#### GIVEN RECORDS

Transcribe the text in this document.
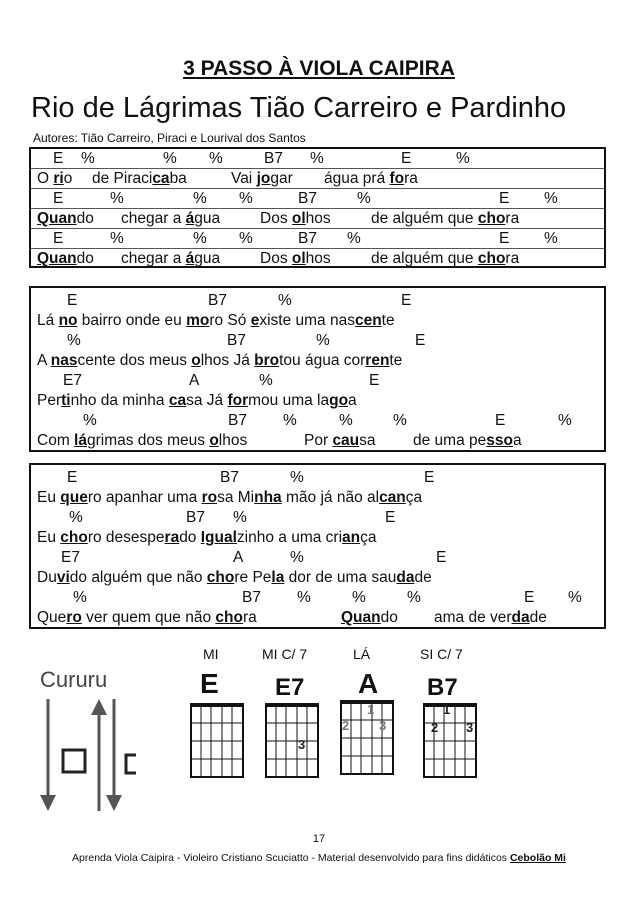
3 PASSO À VIOLA CAIPIRA
Rio de Lágrimas Tião Carreiro e Pardinho
Autores: Tião Carreiro, Piraci e Lourival dos Santos
E %	% %	B7 %	E	%
O rio de Piracicaba	Vai jogar água prá fora
E	%	% %	B7	%	E %
Quando chegar a água	Dos olhos	de alguém que chora
E	%	% %	B7 %	E %
Quando chegar a água	Dos olhos	de alguém que chora
E	B7	%	E
Lá no bairro onde eu moro Só existe uma nascente
%	B7	%	E
A nascente dos meus olhos Já brotou água corrente
E7	A	%	E
Pertinho da minha casa Já formou uma lagoa
%	B7 %	%	%	E	%
Com lágrimas dos meus olhos	Por causa de uma pessoa
E	B7	%	E
Eu quero apanhar uma rosa Minha mão já não alcança
%	B7 %	E
Eu choro desesperado Igualzinho a uma criança
E7	A	%	E
Duvido alguém que não chore Pela dor de uma saudade
%	B7 %	%	%	E %
Quero ver quem que não chora	Quando ama de verdade
MI	MI C/ 7	LÁ	SI C/ 7
Cururu	E E7
3
A
1
2 3
B7
1
2 3
17
Aprenda Viola Caipira - Violeiro Cristiano Scuciatto - Material desenvolvido para fins didáticos Cebolão Mi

#### THE PROBLEM
Your copy should match the records word for word, with the pictures removed.

#### RESULT
Transcribe the text in this document.
3 PASSO À VIOLA CAIPIRA
Rio de Lágrimas Tião Carreiro e Pardinho
Autores: Tião Carreiro, Piraci e Lourival dos Santos
E %	% %	B7 %	E	%
O rio de Piracicaba	Vai jogar água prá fora
E	%	% %	B7	%	E %
Quando chegar a água	Dos olhos	de alguém que chora
E	%	% %	B7 %	E %
Quando chegar a água	Dos olhos	de alguém que chora
E	B7	%	E
Lá no bairro onde eu moro Só existe uma nascente
%	B7	%	E
A nascente dos meus olhos Já brotou água corrente
E7	A	%	E
Pertinho da minha casa Já formou uma lagoa
%	B7 %	%	%	E	%
Com lágrimas dos meus olhos	Por causa de uma pessoa
E	B7	%	E
Eu quero apanhar uma rosa Minha mão já não alcança
%	B7 %	E
Eu choro desesperado Igualzinho a uma criança
E7	A	%	E
Duvido alguém que não chore Pela dor de uma saudade
%	B7 %	%	%	E %
Quero ver quem que não chora	Quando ama de verdade
MI	MI C/ 7	LÁ	SI C/ 7
Cururu	E E7
3
A
1
2 3
B7
1
2 3
17
Aprenda Viola Caipira - Violeiro Cristiano Scuciatto - Material desenvolvido para fins didáticos Cebolão Mi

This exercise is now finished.